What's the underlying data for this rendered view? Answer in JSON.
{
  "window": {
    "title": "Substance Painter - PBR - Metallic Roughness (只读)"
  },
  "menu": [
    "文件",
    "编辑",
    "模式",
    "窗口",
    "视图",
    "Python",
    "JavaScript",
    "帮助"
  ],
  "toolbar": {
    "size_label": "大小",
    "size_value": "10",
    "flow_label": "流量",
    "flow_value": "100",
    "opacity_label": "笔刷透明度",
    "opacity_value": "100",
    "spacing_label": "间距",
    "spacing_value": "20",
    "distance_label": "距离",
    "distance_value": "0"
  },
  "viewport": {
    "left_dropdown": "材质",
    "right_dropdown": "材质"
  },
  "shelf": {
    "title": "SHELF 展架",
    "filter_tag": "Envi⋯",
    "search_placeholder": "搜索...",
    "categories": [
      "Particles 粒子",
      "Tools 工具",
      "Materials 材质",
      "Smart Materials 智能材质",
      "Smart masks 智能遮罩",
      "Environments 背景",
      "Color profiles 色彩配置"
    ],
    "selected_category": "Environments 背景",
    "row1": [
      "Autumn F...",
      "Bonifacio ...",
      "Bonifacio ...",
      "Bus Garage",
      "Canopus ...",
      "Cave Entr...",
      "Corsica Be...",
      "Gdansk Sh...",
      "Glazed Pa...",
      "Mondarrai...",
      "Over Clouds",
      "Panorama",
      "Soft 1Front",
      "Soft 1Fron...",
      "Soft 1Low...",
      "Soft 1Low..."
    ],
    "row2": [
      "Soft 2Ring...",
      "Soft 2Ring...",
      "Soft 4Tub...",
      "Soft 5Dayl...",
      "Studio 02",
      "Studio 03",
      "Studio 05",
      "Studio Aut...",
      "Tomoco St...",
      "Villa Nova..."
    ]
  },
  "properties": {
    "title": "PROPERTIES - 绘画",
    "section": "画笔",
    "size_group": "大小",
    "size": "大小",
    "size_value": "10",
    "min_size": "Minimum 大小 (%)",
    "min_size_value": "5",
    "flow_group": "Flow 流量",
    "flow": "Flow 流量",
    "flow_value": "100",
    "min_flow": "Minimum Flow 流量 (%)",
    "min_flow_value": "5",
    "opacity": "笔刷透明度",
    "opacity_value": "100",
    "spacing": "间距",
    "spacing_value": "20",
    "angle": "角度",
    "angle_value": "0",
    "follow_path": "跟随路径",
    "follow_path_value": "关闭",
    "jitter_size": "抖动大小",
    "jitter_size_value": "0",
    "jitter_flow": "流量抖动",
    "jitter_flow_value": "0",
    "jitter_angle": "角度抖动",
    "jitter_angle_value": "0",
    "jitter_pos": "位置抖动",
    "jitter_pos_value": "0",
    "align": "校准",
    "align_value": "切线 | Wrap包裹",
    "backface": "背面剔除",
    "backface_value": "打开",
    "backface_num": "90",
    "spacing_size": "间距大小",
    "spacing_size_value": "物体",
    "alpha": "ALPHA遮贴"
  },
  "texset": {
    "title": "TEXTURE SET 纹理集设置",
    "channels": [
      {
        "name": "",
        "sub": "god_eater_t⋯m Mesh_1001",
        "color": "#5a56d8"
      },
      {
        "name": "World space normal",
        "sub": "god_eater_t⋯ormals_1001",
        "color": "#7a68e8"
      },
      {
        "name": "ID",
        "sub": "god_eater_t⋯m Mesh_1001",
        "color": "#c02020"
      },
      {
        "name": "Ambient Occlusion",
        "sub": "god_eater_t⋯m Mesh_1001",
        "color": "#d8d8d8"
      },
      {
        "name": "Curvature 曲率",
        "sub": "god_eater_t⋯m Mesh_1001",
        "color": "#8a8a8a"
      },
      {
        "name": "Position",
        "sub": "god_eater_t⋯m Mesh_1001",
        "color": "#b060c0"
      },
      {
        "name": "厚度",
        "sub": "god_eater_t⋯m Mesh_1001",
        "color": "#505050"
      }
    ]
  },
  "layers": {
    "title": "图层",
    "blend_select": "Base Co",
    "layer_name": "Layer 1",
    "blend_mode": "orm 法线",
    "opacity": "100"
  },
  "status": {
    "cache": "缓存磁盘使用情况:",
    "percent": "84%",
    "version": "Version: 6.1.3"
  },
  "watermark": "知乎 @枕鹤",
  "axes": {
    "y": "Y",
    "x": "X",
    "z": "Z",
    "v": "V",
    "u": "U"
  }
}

EXERCISE DIRECTIONS: Search the lines for the string "Studio" and copy every line that has it.

EXERCISE SOLUTION:
      "Studio 02",
      "Studio 03",
      "Studio 05",
      "Studio Aut...",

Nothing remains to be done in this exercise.